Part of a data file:
-- START --
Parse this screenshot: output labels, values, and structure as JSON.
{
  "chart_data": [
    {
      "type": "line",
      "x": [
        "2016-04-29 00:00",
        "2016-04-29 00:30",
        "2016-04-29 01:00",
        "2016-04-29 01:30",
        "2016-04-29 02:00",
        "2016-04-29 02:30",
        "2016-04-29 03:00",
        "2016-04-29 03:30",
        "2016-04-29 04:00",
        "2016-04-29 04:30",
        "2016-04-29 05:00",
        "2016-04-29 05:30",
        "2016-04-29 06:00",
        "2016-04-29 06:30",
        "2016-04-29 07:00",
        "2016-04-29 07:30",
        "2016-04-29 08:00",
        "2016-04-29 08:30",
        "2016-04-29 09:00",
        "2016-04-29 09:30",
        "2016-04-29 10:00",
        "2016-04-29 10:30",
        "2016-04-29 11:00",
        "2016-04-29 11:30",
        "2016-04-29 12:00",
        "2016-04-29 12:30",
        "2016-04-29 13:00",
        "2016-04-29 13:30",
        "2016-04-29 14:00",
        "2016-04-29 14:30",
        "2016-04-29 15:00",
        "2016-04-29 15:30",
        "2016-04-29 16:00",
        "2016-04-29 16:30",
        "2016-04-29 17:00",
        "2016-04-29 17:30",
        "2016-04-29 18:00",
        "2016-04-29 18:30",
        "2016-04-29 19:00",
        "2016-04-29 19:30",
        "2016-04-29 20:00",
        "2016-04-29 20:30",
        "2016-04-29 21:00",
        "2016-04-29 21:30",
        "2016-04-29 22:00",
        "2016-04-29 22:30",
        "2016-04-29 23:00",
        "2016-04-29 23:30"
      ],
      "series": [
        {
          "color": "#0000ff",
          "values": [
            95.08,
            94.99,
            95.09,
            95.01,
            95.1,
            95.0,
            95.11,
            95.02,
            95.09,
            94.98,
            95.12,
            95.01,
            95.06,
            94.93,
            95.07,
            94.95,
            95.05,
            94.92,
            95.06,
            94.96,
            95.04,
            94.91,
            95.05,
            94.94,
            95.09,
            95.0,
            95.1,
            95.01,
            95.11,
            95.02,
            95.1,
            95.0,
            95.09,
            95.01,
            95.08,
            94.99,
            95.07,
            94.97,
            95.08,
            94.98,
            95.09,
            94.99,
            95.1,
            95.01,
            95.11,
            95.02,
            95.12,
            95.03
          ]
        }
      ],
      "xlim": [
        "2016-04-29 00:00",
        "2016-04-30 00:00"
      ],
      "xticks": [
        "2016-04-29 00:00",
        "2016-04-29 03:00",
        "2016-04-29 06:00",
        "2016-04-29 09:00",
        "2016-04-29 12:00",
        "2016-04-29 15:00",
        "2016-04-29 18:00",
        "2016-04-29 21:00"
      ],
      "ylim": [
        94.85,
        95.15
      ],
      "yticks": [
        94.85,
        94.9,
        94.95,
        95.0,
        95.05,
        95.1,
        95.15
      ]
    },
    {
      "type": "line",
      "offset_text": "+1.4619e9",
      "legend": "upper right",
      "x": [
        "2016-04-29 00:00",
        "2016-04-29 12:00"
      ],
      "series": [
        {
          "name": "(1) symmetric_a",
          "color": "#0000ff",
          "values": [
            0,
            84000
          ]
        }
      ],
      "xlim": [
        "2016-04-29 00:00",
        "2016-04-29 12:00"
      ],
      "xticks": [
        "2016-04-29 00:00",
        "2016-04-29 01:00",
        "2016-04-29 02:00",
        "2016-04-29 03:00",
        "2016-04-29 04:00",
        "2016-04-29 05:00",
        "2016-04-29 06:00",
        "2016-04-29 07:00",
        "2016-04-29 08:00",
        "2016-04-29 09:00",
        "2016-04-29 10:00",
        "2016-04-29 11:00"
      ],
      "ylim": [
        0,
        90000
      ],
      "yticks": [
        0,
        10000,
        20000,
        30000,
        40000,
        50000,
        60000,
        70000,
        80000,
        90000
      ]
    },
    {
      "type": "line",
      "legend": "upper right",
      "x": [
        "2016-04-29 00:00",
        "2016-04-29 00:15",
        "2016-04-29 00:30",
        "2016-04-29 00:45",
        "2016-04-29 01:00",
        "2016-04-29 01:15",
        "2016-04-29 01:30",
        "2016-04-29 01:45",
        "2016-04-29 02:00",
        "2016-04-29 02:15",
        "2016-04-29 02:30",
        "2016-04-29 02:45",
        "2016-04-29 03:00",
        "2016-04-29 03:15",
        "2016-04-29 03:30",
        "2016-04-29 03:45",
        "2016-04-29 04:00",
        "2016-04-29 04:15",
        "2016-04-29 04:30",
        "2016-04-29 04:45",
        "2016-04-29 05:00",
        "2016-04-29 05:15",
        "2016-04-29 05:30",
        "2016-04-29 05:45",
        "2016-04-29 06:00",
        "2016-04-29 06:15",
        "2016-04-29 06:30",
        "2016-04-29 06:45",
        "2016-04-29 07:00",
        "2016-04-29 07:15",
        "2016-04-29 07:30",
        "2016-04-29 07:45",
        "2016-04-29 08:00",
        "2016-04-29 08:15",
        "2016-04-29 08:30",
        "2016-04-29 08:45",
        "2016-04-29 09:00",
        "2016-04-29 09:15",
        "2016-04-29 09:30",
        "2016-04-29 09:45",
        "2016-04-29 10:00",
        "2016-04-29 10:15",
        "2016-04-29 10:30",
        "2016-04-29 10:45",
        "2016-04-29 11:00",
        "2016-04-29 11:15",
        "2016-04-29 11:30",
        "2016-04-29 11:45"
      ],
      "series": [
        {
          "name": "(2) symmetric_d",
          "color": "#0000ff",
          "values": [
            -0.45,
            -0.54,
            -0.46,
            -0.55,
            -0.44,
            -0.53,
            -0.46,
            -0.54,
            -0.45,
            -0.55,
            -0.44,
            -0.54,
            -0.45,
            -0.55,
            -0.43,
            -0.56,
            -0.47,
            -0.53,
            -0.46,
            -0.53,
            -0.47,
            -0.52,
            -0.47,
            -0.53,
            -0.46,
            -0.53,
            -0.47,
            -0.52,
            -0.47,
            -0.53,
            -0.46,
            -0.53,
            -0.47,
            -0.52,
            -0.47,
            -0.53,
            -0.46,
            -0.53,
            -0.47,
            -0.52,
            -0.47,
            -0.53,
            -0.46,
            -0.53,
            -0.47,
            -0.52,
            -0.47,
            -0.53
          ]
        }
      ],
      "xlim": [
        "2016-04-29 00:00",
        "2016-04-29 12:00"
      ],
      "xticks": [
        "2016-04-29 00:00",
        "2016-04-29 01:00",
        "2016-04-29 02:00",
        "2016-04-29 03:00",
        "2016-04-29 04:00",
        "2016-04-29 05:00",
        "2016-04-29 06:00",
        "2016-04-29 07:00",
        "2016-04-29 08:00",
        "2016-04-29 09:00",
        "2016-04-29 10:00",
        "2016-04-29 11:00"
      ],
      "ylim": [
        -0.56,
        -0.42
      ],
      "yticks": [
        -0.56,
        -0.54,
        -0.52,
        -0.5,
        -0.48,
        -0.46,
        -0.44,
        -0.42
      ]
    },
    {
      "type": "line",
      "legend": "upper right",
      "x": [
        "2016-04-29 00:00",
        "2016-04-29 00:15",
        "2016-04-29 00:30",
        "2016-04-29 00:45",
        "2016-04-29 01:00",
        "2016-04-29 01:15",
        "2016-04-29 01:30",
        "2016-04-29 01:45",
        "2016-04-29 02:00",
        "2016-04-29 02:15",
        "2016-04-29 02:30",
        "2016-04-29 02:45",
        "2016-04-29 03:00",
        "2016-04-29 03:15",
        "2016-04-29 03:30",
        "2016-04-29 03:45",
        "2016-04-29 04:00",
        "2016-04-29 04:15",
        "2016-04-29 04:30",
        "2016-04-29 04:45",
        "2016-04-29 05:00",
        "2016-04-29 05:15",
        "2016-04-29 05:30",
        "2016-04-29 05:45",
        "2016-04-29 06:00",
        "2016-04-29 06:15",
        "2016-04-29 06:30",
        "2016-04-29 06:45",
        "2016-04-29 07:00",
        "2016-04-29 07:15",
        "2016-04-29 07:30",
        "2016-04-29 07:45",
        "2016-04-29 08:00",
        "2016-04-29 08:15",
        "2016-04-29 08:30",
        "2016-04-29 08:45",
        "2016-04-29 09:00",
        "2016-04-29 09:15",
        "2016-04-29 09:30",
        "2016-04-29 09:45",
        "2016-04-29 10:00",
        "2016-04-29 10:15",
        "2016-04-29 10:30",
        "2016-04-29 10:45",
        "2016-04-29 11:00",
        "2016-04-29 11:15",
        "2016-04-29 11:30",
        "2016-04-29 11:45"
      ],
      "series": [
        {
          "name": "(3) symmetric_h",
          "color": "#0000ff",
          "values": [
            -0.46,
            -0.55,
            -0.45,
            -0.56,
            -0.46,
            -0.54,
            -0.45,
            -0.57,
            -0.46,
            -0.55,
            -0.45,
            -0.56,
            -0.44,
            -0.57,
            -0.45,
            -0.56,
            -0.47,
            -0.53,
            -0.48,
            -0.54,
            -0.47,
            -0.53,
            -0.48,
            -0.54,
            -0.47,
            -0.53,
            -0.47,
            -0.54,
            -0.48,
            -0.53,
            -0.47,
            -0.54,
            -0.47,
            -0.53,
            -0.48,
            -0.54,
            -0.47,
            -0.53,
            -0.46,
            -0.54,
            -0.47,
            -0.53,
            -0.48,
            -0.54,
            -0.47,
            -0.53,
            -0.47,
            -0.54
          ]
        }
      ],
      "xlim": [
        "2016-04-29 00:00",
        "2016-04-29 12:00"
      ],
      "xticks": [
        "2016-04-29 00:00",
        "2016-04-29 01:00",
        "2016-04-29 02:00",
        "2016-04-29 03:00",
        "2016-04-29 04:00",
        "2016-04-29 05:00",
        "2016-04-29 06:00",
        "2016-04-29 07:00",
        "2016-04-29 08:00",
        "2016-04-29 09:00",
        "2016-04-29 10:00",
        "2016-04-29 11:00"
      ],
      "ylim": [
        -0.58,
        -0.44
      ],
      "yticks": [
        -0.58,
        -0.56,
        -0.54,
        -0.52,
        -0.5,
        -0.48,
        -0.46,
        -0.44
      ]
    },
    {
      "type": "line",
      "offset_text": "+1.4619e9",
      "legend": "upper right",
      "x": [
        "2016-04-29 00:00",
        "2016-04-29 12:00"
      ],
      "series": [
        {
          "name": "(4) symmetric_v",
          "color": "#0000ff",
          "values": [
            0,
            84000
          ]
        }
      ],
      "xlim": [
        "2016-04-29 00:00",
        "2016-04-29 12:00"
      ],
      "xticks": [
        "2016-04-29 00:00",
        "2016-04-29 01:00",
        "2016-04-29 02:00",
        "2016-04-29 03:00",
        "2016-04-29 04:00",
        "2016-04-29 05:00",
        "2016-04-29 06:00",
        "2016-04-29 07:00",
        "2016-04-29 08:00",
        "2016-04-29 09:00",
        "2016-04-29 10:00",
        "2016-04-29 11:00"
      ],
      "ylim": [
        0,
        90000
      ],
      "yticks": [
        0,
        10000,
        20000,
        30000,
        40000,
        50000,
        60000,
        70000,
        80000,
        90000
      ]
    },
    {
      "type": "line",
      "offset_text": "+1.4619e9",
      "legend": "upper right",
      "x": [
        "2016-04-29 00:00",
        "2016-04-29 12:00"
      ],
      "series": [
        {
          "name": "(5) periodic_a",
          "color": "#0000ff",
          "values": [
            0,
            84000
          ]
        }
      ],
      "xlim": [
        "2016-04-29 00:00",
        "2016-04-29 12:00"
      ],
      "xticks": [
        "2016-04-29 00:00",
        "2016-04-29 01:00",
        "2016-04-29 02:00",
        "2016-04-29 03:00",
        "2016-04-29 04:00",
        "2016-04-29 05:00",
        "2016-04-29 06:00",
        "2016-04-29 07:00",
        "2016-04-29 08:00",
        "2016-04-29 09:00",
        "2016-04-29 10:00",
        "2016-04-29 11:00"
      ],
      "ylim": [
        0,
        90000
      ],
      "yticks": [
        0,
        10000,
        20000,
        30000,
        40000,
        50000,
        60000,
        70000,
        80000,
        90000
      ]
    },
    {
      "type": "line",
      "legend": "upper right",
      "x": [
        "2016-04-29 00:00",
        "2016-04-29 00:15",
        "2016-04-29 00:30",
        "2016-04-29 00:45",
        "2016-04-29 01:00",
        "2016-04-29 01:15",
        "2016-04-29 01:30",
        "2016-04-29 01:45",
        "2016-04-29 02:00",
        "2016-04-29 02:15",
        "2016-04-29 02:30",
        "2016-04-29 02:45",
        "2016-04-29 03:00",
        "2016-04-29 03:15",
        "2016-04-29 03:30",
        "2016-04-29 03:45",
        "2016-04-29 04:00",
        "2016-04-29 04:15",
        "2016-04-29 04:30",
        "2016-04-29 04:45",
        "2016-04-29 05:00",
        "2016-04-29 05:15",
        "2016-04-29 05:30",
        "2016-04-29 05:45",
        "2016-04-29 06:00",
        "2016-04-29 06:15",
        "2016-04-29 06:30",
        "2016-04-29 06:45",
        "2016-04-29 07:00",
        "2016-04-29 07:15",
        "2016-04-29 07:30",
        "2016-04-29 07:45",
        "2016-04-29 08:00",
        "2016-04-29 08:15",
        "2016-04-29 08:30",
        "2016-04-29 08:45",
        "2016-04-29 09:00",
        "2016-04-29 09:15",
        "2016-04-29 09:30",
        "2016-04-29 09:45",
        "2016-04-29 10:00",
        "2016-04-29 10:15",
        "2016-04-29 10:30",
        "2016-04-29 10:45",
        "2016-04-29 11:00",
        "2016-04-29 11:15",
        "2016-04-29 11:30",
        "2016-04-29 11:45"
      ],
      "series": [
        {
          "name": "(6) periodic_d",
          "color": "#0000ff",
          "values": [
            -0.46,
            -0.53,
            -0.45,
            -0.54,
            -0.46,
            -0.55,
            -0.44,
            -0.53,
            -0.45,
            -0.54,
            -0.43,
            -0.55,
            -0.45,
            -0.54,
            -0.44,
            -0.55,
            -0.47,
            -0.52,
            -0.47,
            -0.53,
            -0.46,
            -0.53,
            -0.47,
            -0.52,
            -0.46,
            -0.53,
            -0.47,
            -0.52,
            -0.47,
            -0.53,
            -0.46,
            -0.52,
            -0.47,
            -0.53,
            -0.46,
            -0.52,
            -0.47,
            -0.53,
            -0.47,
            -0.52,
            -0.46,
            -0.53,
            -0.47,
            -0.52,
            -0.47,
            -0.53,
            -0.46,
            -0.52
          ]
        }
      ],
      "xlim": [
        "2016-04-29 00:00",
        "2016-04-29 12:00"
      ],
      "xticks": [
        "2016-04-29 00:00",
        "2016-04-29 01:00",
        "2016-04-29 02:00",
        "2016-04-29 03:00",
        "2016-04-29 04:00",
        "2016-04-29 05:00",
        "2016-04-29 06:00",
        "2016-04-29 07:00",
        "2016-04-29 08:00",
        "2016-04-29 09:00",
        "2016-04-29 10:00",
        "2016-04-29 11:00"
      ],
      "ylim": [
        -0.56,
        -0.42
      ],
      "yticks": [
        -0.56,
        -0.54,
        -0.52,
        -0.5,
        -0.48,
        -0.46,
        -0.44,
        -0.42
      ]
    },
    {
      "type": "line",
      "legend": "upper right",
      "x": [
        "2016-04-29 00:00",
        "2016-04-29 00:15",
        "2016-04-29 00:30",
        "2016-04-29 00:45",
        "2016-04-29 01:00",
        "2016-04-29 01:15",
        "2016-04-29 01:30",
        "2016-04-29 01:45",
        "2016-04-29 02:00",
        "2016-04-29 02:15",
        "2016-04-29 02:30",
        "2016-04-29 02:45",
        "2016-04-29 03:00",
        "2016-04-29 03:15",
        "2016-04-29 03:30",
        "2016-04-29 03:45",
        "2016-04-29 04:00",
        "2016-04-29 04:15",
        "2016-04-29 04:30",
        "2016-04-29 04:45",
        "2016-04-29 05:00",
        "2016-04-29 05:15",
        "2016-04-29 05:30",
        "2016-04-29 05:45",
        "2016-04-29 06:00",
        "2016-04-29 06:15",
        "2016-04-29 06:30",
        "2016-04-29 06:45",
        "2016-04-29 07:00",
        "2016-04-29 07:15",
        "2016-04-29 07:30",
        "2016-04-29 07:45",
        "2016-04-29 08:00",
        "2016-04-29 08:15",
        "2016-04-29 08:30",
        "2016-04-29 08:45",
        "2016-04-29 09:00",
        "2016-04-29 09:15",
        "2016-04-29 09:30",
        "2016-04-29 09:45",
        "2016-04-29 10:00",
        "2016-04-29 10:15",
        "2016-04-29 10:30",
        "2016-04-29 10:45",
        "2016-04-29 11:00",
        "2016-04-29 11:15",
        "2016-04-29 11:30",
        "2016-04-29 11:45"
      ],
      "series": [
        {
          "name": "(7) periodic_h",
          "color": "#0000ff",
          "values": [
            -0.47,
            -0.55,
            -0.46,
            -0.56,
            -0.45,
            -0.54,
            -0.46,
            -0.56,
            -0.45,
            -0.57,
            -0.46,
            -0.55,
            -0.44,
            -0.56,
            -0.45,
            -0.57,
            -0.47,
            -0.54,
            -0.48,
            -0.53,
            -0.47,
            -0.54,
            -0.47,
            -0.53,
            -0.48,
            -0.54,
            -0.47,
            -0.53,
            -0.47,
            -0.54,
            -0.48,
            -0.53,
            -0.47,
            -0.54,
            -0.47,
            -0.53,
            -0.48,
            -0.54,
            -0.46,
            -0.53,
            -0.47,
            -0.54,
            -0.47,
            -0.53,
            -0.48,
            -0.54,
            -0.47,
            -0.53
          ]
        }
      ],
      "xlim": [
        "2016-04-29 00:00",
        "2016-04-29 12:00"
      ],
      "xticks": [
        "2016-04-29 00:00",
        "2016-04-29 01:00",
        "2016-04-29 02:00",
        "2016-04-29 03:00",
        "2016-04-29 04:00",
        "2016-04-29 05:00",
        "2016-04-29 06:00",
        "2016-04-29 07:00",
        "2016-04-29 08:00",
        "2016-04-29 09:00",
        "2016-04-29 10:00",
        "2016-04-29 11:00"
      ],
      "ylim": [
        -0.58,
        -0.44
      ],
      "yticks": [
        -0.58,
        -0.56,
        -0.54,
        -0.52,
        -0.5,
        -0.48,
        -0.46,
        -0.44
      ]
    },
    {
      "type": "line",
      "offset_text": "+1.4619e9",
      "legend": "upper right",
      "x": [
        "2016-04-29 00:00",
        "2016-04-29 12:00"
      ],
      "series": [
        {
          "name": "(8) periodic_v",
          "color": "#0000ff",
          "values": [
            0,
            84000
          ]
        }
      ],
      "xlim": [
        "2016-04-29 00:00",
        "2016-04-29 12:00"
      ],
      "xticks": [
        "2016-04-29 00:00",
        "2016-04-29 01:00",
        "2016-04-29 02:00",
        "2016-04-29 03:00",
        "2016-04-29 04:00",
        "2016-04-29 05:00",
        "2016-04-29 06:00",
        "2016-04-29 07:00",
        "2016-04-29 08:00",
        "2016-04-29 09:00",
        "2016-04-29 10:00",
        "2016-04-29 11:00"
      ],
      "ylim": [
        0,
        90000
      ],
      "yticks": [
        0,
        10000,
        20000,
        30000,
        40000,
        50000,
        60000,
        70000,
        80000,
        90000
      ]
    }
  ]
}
-- END --
TASK REQUIREMENTS:
Lines containing the string "name" are to be selected and copied.

OUTPUT:
          "name": "(1) symmetric_a",
          "name": "(2) symmetric_d",
          "name": "(3) symmetric_h",
          "name": "(4) symmetric_v",
          "name": "(5) periodic_a",
          "name": "(6) periodic_d",
          "name": "(7) periodic_h",
          "name": "(8) periodic_v",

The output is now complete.